● **Task details**
Reproduce each line exactly, including spacing and punctuation.

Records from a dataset
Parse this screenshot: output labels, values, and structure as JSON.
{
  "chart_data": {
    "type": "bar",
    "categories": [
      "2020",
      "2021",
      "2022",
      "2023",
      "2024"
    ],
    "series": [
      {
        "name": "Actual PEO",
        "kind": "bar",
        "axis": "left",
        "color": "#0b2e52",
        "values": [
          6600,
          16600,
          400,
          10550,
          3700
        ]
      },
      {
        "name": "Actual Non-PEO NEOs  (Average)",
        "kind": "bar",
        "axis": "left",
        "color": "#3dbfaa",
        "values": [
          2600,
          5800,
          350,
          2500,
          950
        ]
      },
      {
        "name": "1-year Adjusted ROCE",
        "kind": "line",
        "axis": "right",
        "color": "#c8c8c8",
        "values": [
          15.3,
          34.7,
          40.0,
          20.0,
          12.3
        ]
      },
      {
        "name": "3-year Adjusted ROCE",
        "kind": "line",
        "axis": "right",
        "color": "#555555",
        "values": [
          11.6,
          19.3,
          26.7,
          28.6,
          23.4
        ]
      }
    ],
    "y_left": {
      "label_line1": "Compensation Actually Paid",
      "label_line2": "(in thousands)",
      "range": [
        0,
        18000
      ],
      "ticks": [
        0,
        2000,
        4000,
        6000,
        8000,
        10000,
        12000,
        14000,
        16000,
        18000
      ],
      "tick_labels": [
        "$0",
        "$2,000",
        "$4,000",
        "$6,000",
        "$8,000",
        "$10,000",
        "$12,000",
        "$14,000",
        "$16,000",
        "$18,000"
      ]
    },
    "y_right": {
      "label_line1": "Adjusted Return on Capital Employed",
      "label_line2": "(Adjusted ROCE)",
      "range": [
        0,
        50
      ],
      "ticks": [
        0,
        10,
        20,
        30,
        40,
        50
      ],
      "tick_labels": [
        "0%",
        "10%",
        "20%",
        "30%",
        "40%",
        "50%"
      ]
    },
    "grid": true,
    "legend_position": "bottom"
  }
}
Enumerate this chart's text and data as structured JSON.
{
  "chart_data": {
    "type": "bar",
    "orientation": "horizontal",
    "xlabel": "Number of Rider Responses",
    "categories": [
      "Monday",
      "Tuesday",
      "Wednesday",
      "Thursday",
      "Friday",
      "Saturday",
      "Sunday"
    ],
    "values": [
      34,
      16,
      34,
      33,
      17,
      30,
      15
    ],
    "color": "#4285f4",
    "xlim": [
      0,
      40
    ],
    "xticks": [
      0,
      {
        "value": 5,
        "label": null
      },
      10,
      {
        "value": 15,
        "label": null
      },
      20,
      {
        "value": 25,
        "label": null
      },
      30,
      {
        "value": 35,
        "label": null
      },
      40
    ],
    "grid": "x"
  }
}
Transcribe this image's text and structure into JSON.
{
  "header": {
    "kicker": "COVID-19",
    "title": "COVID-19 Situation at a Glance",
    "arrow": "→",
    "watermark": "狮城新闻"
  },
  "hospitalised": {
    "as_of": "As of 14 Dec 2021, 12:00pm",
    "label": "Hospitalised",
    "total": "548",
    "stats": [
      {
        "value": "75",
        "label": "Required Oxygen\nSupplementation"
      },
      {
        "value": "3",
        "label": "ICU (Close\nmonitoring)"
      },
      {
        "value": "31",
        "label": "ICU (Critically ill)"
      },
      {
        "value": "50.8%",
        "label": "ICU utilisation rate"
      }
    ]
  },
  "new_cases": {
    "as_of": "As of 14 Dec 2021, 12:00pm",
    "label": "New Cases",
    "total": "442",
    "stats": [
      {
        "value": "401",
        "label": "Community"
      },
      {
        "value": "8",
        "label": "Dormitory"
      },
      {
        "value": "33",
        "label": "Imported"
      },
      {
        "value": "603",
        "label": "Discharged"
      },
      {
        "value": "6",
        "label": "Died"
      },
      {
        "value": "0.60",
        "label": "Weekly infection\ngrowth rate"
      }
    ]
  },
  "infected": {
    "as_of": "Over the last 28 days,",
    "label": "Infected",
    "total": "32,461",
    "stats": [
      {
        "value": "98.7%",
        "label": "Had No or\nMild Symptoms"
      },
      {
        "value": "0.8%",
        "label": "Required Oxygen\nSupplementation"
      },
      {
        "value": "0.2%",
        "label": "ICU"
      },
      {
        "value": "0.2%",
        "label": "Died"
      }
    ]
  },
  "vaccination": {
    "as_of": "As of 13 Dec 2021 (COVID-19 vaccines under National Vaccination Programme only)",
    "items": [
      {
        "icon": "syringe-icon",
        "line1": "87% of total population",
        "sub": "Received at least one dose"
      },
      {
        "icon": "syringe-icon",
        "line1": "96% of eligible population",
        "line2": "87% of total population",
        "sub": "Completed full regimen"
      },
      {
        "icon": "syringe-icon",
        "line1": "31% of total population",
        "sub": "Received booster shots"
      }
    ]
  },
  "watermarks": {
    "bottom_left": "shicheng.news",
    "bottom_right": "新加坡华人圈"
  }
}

● **Output for this exercise**
Parse this screenshot: output labels, values, and structure as JSON.
{
  "chart_data": {
    "type": "bar",
    "categories": [
      "2020",
      "2021",
      "2022",
      "2023",
      "2024"
    ],
    "series": [
      {
        "name": "Actual PEO",
        "kind": "bar",
        "axis": "left",
        "color": "#0b2e52",
        "values": [
          6600,
          16600,
          400,
          10550,
          3700
        ]
      },
      {
        "name": "Actual Non-PEO NEOs  (Average)",
        "kind": "bar",
        "axis": "left",
        "color": "#3dbfaa",
        "values": [
          2600,
          5800,
          350,
          2500,
          950
        ]
      },
      {
        "name": "1-year Adjusted ROCE",
        "kind": "line",
        "axis": "right",
        "color": "#c8c8c8",
        "values": [
          15.3,
          34.7,
          40.0,
          20.0,
          12.3
        ]
      },
      {
        "name": "3-year Adjusted ROCE",
        "kind": "line",
        "axis": "right",
        "color": "#555555",
        "values": [
          11.6,
          19.3,
          26.7,
          28.6,
          23.4
        ]
      }
    ],
    "y_left": {
      "label_line1": "Compensation Actually Paid",
      "label_line2": "(in thousands)",
      "range": [
        0,
        18000
      ],
      "ticks": [
        0,
        2000,
        4000,
        6000,
        8000,
        10000,
        12000,
        14000,
        16000,
        18000
      ],
      "tick_labels": [
        "$0",
        "$2,000",
        "$4,000",
        "$6,000",
        "$8,000",
        "$10,000",
        "$12,000",
        "$14,000",
        "$16,000",
        "$18,000"
      ]
    },
    "y_right": {
      "label_line1": "Adjusted Return on Capital Employed",
      "label_line2": "(Adjusted ROCE)",
      "range": [
        0,
        50
      ],
      "ticks": [
        0,
        10,
        20,
        30,
        40,
        50
      ],
      "tick_labels": [
        "0%",
        "10%",
        "20%",
        "30%",
        "40%",
        "50%"
      ]
    },
    "grid": true,
    "legend_position": "bottom"
  }
}
Enumerate this chart's text and data as structured JSON.
{
  "chart_data": {
    "type": "bar",
    "orientation": "horizontal",
    "xlabel": "Number of Rider Responses",
    "categories": [
      "Monday",
      "Tuesday",
      "Wednesday",
      "Thursday",
      "Friday",
      "Saturday",
      "Sunday"
    ],
    "values": [
      34,
      16,
      34,
      33,
      17,
      30,
      15
    ],
    "color": "#4285f4",
    "xlim": [
      0,
      40
    ],
    "xticks": [
      0,
      {
        "value": 5,
        "label": null
      },
      10,
      {
        "value": 15,
        "label": null
      },
      20,
      {
        "value": 25,
        "label": null
      },
      30,
      {
        "value": 35,
        "label": null
      },
      40
    ],
    "grid": "x"
  }
}
Transcribe this image's text and structure into JSON.
{
  "header": {
    "kicker": "COVID-19",
    "title": "COVID-19 Situation at a Glance",
    "arrow": "→",
    "watermark": "狮城新闻"
  },
  "hospitalised": {
    "as_of": "As of 14 Dec 2021, 12:00pm",
    "label": "Hospitalised",
    "total": "548",
    "stats": [
      {
        "value": "75",
        "label": "Required Oxygen\nSupplementation"
      },
      {
        "value": "3",
        "label": "ICU (Close\nmonitoring)"
      },
      {
        "value": "31",
        "label": "ICU (Critically ill)"
      },
      {
        "value": "50.8%",
        "label": "ICU utilisation rate"
      }
    ]
  },
  "new_cases": {
    "as_of": "As of 14 Dec 2021, 12:00pm",
    "label": "New Cases",
    "total": "442",
    "stats": [
      {
        "value": "401",
        "label": "Community"
      },
      {
        "value": "8",
        "label": "Dormitory"
      },
      {
        "value": "33",
        "label": "Imported"
      },
      {
        "value": "603",
        "label": "Discharged"
      },
      {
        "value": "6",
        "label": "Died"
      },
      {
        "value": "0.60",
        "label": "Weekly infection\ngrowth rate"
      }
    ]
  },
  "infected": {
    "as_of": "Over the last 28 days,",
    "label": "Infected",
    "total": "32,461",
    "stats": [
      {
        "value": "98.7%",
        "label": "Had No or\nMild Symptoms"
      },
      {
        "value": "0.8%",
        "label": "Required Oxygen\nSupplementation"
      },
      {
        "value": "0.2%",
        "label": "ICU"
      },
      {
        "value": "0.2%",
        "label": "Died"
      }
    ]
  },
  "vaccination": {
    "as_of": "As of 13 Dec 2021 (COVID-19 vaccines under National Vaccination Programme only)",
    "items": [
      {
        "icon": "syringe-icon",
        "line1": "87% of total population",
        "sub": "Received at least one dose"
      },
      {
        "icon": "syringe-icon",
        "line1": "96% of eligible population",
        "line2": "87% of total population",
        "sub": "Completed full regimen"
      },
      {
        "icon": "syringe-icon",
        "line1": "31% of total population",
        "sub": "Received booster shots"
      }
    ]
  },
  "watermarks": {
    "bottom_left": "shicheng.news",
    "bottom_right": "新加坡华人圈"
  }
}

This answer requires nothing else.